(begin)

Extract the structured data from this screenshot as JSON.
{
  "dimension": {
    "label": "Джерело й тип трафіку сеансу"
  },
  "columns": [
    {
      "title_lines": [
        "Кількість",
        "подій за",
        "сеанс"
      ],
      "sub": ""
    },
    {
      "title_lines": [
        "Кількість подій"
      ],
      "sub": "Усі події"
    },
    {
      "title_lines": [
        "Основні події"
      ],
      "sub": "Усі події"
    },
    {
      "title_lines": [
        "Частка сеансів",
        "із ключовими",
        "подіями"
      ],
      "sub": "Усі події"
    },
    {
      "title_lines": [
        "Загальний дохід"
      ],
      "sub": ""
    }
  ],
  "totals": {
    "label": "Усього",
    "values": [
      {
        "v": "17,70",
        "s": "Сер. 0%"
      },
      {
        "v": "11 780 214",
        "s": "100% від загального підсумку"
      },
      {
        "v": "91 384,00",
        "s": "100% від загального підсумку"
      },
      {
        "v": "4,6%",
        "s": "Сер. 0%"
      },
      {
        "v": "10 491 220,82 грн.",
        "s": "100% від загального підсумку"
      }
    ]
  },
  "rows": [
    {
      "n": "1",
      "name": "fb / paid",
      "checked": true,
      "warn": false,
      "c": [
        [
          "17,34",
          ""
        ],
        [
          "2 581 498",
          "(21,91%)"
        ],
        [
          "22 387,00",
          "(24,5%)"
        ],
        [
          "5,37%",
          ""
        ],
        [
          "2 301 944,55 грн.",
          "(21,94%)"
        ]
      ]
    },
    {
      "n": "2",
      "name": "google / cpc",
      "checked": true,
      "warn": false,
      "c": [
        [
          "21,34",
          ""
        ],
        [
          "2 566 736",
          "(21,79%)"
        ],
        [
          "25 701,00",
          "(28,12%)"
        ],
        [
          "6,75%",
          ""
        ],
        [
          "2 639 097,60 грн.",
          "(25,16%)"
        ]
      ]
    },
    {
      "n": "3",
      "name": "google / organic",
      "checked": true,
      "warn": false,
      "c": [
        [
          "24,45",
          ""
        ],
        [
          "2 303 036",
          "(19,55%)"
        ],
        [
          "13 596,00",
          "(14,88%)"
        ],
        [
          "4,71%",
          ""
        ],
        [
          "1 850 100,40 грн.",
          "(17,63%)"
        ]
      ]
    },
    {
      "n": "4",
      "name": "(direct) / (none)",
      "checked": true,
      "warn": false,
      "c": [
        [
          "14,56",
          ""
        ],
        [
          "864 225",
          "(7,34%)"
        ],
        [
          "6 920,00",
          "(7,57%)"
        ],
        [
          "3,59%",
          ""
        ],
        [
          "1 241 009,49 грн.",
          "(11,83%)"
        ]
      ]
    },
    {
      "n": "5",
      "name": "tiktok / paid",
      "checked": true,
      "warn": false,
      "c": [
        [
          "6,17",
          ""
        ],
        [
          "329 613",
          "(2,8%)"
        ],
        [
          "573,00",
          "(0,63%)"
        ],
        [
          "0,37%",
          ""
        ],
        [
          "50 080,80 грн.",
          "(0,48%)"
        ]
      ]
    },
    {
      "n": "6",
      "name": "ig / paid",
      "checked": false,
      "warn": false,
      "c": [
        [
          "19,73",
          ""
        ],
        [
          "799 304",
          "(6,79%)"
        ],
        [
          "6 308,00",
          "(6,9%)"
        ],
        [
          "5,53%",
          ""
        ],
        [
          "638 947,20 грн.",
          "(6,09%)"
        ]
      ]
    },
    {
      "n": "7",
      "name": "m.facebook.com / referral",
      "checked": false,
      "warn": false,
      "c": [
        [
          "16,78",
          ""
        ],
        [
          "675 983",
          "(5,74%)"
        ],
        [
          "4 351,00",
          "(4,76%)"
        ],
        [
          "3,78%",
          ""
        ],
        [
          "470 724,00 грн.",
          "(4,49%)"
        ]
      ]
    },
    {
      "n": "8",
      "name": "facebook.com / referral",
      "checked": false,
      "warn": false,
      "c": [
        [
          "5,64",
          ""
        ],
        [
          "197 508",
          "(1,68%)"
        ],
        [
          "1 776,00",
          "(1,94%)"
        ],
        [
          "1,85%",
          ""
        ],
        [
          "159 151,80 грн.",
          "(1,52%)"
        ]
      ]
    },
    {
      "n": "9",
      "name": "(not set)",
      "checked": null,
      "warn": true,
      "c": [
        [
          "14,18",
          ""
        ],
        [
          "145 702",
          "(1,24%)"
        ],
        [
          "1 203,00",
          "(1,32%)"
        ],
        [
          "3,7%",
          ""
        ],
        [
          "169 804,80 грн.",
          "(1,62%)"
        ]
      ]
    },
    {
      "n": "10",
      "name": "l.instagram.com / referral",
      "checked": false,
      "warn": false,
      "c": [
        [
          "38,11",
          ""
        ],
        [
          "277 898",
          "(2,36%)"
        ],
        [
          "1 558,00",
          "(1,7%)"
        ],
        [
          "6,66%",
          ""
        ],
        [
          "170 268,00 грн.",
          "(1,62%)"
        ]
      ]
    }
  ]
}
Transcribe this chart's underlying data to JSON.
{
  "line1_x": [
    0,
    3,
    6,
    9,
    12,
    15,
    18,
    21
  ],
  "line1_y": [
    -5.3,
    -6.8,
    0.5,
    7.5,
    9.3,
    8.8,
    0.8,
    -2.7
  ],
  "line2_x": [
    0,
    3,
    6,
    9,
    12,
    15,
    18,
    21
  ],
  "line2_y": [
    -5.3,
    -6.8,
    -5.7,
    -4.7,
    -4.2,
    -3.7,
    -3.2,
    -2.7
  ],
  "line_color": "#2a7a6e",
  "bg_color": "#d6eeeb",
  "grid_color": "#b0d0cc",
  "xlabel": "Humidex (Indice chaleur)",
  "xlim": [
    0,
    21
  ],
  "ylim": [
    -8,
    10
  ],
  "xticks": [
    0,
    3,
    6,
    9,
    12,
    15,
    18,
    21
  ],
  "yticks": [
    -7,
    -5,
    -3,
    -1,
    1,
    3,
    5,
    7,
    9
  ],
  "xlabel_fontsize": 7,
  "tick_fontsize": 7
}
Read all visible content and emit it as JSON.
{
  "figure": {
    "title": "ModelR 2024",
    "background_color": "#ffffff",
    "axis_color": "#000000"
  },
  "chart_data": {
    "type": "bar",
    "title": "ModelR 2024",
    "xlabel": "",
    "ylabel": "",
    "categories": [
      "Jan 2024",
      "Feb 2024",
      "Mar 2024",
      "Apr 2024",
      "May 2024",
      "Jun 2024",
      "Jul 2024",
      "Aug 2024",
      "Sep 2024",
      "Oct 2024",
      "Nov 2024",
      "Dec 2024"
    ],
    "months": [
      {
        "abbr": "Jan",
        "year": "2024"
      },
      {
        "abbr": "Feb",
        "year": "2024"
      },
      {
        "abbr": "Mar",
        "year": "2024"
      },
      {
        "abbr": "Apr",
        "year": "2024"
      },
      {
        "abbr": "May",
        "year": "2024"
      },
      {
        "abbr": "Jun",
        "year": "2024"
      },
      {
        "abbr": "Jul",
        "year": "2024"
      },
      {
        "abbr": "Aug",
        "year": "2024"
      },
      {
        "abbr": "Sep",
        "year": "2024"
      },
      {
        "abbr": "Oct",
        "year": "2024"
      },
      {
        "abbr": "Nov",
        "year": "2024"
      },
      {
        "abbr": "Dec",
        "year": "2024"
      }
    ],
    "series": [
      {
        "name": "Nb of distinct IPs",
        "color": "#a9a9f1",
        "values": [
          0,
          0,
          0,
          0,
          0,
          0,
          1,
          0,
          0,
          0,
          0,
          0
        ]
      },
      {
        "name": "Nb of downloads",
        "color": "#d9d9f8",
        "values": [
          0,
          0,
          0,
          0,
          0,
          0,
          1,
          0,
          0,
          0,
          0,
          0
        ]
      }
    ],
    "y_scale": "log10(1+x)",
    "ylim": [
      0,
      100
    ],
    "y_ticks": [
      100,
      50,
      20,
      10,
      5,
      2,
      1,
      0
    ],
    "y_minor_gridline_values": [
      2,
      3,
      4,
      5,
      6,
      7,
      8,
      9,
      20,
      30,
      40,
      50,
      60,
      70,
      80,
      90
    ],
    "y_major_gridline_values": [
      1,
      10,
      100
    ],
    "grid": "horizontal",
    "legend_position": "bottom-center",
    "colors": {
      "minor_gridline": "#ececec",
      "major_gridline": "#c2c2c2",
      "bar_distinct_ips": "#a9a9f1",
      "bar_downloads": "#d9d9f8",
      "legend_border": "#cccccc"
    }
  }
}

(end)

#### WHAT IS NEEDED:
Identify the lines in the entries above that contain "this", then copy them out.

#### PROBLEM SOLUTION:
Extract the structured data from this screenshot as JSON.
Transcribe this chart's underlying data to JSON.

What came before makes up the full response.